Check each line for the string "WORDS". Give only the count of lines that have it.

▼

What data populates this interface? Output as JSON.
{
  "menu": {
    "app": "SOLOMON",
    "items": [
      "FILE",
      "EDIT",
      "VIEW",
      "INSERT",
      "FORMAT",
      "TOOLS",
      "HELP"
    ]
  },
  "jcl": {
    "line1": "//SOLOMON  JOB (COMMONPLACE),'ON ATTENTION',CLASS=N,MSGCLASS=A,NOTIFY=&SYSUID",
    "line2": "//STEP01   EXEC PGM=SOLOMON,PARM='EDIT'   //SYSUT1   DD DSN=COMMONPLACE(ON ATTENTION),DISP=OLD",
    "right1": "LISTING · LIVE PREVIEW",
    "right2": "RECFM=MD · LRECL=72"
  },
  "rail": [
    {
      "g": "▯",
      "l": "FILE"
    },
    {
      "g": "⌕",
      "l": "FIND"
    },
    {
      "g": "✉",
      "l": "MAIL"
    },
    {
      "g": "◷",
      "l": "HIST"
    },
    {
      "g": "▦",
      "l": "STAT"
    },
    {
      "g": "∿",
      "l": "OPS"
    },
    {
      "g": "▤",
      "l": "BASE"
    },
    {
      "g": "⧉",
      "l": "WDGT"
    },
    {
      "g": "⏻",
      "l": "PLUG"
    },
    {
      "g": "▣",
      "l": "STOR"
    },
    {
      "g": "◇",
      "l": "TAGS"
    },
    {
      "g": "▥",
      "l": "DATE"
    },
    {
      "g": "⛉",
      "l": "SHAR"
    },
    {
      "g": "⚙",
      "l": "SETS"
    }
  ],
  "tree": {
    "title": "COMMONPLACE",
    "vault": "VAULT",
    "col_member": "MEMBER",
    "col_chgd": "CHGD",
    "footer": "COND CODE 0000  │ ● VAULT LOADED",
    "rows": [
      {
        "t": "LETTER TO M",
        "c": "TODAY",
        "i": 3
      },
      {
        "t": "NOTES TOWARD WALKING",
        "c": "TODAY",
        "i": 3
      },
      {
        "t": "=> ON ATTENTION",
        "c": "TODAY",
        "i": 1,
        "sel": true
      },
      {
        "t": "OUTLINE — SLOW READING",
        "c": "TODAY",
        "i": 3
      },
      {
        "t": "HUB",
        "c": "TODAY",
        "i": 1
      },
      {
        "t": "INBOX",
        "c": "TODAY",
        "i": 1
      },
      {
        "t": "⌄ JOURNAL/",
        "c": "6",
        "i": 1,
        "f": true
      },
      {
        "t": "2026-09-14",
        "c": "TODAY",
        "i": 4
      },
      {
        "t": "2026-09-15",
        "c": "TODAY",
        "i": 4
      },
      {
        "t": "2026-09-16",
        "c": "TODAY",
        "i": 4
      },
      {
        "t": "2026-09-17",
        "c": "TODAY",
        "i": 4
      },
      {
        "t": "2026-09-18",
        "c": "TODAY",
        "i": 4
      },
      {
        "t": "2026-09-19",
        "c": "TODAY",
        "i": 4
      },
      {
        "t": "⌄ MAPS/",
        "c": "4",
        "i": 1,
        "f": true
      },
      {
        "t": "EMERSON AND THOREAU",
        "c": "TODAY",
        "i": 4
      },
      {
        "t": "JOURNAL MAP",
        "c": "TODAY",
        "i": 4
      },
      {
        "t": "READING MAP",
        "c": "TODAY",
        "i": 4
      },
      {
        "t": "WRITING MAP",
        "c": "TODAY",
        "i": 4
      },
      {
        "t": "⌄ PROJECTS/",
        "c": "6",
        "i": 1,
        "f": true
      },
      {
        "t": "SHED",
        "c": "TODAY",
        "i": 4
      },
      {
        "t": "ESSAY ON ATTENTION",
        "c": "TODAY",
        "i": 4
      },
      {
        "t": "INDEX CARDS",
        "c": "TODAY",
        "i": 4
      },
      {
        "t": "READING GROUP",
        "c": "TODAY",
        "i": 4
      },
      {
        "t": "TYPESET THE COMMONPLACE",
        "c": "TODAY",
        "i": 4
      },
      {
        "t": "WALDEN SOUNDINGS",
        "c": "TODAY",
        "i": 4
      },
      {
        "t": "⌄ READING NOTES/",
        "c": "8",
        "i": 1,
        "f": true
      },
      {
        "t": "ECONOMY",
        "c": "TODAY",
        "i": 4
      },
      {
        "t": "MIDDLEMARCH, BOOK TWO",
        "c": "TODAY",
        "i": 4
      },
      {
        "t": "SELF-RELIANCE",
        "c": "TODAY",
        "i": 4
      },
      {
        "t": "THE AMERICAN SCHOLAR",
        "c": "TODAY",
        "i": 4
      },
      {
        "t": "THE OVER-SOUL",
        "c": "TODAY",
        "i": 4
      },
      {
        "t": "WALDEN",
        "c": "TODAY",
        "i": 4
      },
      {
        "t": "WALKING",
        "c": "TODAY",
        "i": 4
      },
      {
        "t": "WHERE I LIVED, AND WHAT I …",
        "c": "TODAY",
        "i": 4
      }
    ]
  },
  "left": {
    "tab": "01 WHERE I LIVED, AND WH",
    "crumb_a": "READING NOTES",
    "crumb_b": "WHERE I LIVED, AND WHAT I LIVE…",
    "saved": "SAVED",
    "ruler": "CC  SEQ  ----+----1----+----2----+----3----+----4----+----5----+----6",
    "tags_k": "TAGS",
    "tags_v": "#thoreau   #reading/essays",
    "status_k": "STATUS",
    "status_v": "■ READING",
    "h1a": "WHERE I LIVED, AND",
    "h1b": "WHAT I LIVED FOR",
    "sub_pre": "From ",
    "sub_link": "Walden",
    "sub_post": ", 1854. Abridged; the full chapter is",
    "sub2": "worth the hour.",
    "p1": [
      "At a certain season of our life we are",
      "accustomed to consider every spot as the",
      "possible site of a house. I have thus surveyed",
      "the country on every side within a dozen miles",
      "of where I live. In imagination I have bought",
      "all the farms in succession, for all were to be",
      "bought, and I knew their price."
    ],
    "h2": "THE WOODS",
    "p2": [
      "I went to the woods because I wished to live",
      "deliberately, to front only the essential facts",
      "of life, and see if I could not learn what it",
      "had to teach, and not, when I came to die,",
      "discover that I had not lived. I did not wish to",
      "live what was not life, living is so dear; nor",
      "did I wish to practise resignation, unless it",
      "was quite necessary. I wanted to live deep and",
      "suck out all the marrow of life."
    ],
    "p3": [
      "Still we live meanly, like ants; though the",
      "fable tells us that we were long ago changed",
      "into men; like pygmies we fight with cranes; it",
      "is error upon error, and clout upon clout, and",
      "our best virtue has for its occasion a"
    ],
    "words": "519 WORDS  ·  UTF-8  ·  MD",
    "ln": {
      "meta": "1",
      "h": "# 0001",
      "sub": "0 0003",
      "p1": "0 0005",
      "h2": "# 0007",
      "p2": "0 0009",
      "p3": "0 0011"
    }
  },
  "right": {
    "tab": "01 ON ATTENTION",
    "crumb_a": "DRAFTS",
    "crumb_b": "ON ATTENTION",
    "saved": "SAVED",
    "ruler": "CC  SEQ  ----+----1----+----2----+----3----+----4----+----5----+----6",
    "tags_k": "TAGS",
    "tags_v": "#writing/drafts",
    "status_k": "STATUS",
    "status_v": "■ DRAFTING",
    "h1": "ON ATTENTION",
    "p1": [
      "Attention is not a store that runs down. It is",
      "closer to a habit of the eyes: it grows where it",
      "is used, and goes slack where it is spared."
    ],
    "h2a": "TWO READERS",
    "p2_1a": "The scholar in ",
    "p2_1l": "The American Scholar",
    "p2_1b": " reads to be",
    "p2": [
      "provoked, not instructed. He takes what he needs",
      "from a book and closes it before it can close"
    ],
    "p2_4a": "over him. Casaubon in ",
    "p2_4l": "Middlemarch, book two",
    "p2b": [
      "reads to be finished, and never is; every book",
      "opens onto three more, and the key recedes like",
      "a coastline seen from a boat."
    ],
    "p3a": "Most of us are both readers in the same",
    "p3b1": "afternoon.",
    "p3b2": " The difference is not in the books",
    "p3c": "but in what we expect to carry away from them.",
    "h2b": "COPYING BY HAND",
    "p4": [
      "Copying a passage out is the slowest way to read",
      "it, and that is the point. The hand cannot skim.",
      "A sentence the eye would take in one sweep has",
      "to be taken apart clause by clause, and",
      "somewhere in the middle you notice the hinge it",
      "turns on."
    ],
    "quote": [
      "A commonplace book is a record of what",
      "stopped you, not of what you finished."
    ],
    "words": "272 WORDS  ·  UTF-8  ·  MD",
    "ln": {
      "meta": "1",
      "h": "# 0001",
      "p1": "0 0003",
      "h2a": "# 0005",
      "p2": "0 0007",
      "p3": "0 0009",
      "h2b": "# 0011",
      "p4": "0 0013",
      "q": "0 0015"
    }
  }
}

▲
▼

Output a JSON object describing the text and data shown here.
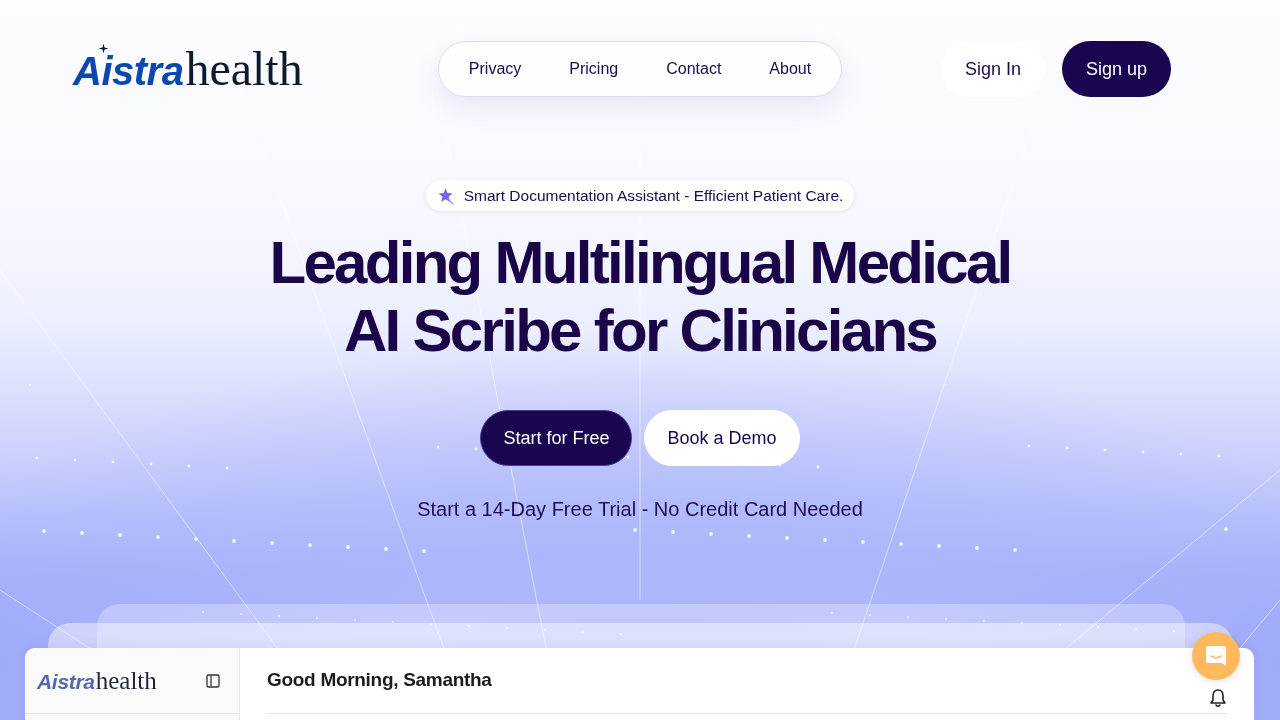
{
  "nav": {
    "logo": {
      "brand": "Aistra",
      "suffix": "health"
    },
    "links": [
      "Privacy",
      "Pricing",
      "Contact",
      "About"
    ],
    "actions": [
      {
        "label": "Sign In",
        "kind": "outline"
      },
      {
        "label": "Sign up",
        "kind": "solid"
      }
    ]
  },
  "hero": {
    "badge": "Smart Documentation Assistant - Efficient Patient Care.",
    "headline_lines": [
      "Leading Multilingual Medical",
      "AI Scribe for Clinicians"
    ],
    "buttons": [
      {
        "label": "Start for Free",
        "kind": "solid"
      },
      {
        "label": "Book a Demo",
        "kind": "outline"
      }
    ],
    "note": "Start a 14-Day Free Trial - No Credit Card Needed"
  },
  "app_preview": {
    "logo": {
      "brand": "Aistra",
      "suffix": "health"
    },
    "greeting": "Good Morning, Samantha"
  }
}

▲
▼

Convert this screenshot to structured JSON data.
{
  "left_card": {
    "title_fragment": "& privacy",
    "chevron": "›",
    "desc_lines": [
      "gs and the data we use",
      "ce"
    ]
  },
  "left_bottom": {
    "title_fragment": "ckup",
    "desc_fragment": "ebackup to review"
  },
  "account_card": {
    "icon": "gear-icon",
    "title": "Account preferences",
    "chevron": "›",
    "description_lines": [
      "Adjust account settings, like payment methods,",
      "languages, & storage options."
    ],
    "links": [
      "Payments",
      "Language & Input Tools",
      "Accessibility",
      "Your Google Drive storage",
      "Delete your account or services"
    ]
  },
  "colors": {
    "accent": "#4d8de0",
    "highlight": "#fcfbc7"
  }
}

▲

• _ANSWER FOR THIS EXERCISE_
2